## EXCERPTED DATA

========================================

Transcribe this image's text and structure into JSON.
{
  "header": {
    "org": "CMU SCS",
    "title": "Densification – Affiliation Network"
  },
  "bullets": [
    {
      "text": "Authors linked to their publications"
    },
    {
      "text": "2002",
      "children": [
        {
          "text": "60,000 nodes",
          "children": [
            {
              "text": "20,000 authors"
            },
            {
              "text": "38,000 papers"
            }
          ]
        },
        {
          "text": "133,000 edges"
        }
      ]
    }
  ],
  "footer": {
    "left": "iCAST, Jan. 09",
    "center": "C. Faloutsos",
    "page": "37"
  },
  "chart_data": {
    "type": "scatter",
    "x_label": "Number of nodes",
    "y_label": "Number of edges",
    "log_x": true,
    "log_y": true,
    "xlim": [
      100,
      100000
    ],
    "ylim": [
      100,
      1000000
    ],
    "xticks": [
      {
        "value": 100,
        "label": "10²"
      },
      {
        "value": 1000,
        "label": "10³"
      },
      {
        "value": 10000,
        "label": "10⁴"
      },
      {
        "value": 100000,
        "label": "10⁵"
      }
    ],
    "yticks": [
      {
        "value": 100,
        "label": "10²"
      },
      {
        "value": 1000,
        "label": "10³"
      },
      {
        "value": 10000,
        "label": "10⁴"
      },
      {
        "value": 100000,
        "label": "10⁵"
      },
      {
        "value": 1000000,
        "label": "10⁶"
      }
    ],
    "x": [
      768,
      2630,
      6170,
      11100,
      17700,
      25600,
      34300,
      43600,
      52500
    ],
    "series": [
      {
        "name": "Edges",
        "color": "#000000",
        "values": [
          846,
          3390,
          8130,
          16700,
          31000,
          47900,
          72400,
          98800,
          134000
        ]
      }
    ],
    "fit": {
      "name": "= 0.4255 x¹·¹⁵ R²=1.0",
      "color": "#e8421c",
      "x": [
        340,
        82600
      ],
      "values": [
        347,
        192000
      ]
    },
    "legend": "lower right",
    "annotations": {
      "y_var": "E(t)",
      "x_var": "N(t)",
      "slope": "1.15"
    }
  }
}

========================================

Pull out every line containing "Number".

    "x_label": "Number of nodes",
    "y_label": "Number of edges",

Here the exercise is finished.